» MATERIALS PROVIDED
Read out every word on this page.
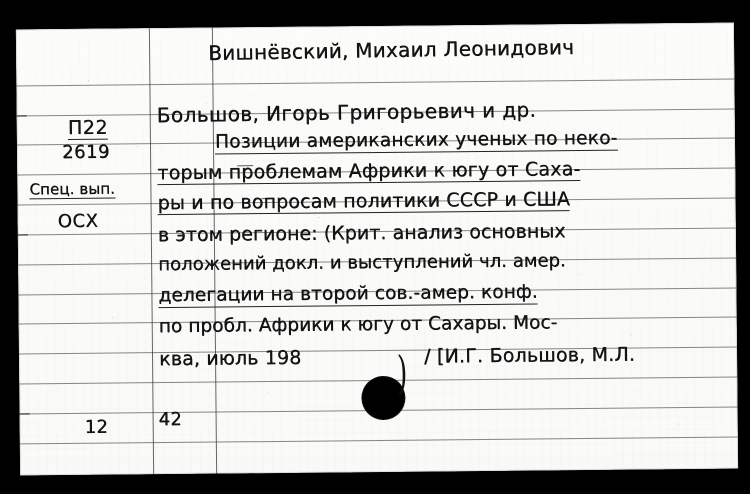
Вишнёвский, Михаил Леонидович
П22
2619
Спец. вып.
ОСХ
12
Большов, Игорь Григорьевич и др.
Позиции американских ученых по неко-
торым проблемам Африки к югу от Саха-
ры и по вопросам политики СССР и США
в этом регионе: (Крит. анализ основных
положений докл. и выступлений чл. амер.
делегации на второй сов.-амер. конф.
по пробл. Африки к югу от Сахары. Мос-
ква, июль 198 ) / [И.Г. Большов, М.Л.
42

» WHAT IS ASKED
Which lines in the data above contain "Большов"? Show each one.

» EXPECTED ANSWER
Большов, Игорь Григорьевич и др.
ква, июль 198 ) / [И.Г. Большов, М.Л.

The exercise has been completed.